▶ TASK INPUTS:
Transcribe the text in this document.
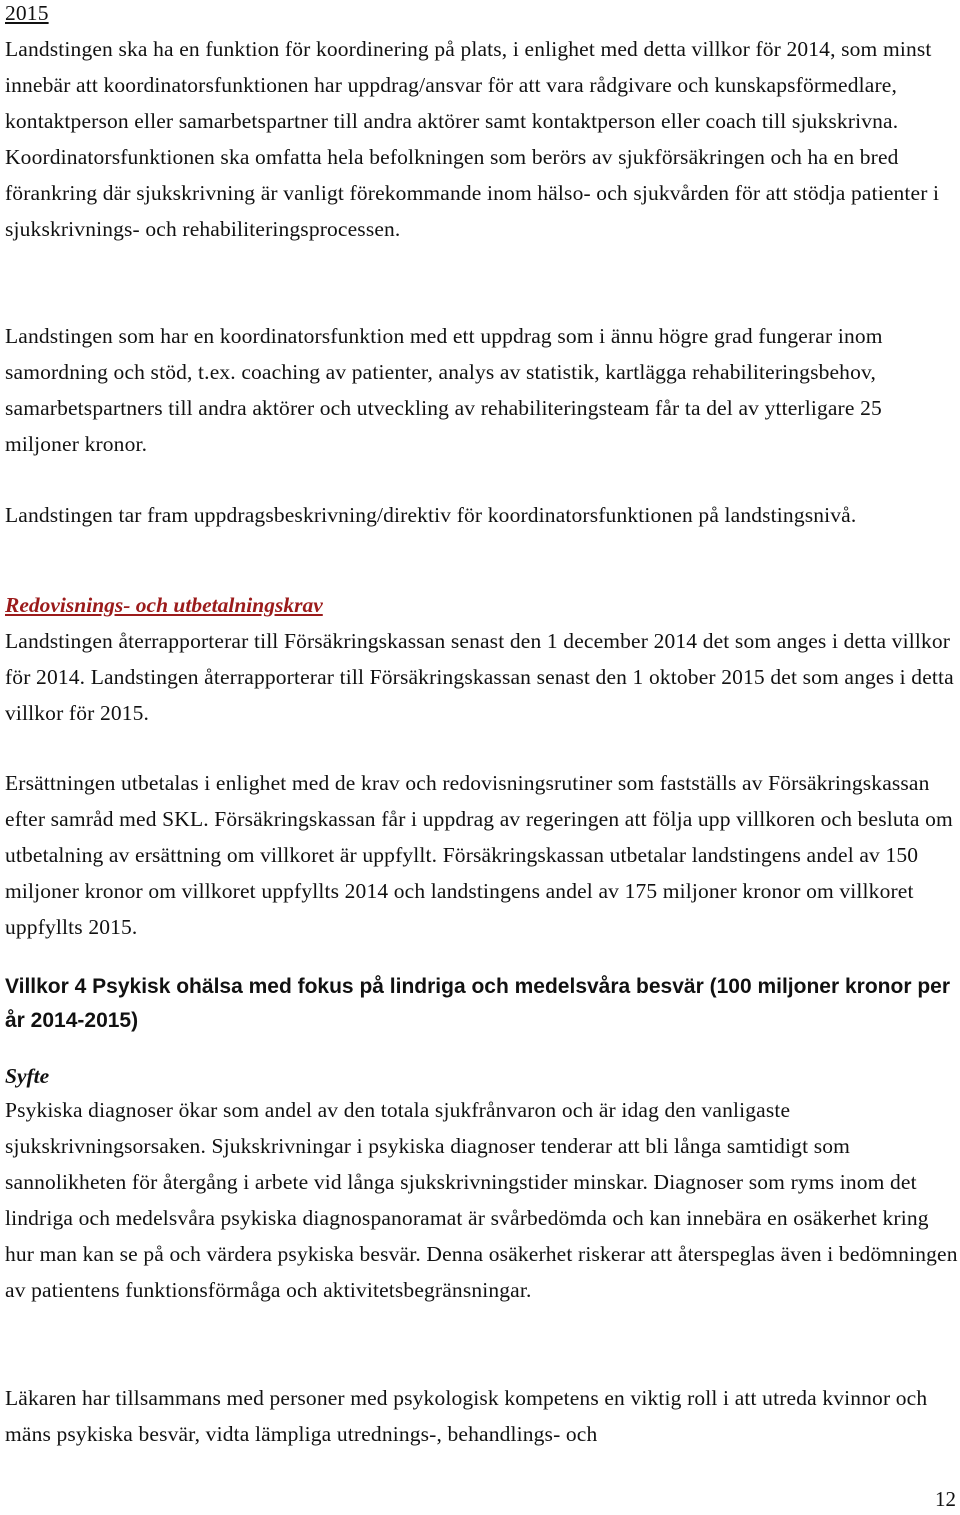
2015

Landstingen ska ha en funktion för koordinering på plats, i enlighet med detta villkor för 2014, som minst innebär att koordinatorsfunktionen har uppdrag/ansvar för att vara rådgivare och kunskapsförmedlare, kontaktperson eller samarbetspartner till andra aktörer samt kontaktperson eller coach till sjukskrivna. Koordinatorsfunktionen ska omfatta hela befolkningen som berörs av sjukförsäkringen och ha en bred förankring där sjukskrivning är vanligt förekommande inom hälso- och sjukvården för att stödja patienter i sjukskrivnings- och rehabiliteringsprocessen.

Landstingen som har en koordinatorsfunktion med ett uppdrag som i ännu högre grad fungerar inom samordning och stöd, t.ex. coaching av patienter, analys av statistik, kartlägga rehabiliteringsbehov, samarbetspartners till andra aktörer och utveckling av rehabiliteringsteam får ta del av ytterligare 25 miljoner kronor.

Landstingen tar fram uppdragsbeskrivning/direktiv för koordinatorsfunktionen på landstingsnivå.

Redovisnings- och utbetalningskrav

Landstingen återrapporterar till Försäkringskassan senast den 1 december 2014 det som anges i detta villkor för 2014. Landstingen återrapporterar till Försäkringskassan senast den 1 oktober 2015 det som anges i detta villkor för 2015.

Ersättningen utbetalas i enlighet med de krav och redovisningsrutiner som fastställs av Försäkringskassan efter samråd med SKL. Försäkringskassan får i uppdrag av regeringen att följa upp villkoren och besluta om utbetalning av ersättning om villkoret är uppfyllt. Försäkringskassan utbetalar landstingens andel av 150 miljoner kronor om villkoret uppfyllts 2014 och landstingens andel av 175 miljoner kronor om villkoret uppfyllts 2015.

Villkor 4 Psykisk ohälsa med fokus på lindriga och medelsvåra besvär (100 miljoner kronor per år 2014-2015)
Syfte

Psykiska diagnoser ökar som andel av den totala sjukfrånvaron och är idag den vanligaste sjukskrivningsorsaken. Sjukskrivningar i psykiska diagnoser tenderar att bli långa samtidigt som sannolikheten för återgång i arbete vid långa sjukskrivningstider minskar. Diagnoser som ryms inom det lindriga och medelsvåra psykiska diagnospanoramat är svårbedömda och kan innebära en osäkerhet kring hur man kan se på och värdera psykiska besvär. Denna osäkerhet riskerar att återspeglas även i bedömningen av patientens funktionsförmåga och aktivitetsbegränsningar.

Läkaren har tillsammans med personer med psykologisk kompetens en viktig roll i att utreda kvinnor och mäns psykiska besvär, vidta lämpliga utrednings-, behandlings- och

12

▶ PROBLEM:
Check each line above for the word "patienter" and copy the ones that have it.

▶ SOLVED EXERCISE:
Landstingen ska ha en funktion för koordinering på plats, i enlighet med detta villkor för 2014, som minst innebär att koordinatorsfunktionen har uppdrag/ansvar för att vara rådgivare och kunskapsförmedlare, kontaktperson eller samarbetspartner till andra aktörer samt kontaktperson eller coach till sjukskrivna. Koordinatorsfunktionen ska omfatta hela befolkningen som berörs av sjukförsäkringen och ha en bred förankring där sjukskrivning är vanligt förekommande inom hälso- och sjukvården för att stödja patienter i sjukskrivnings- och rehabiliteringsprocessen.
Landstingen som har en koordinatorsfunktion med ett uppdrag som i ännu högre grad fungerar inom samordning och stöd, t.ex. coaching av patienter, analys av statistik, kartlägga rehabiliteringsbehov, samarbetspartners till andra aktörer och utveckling av rehabiliteringsteam får ta del av ytterligare 25 miljoner kronor.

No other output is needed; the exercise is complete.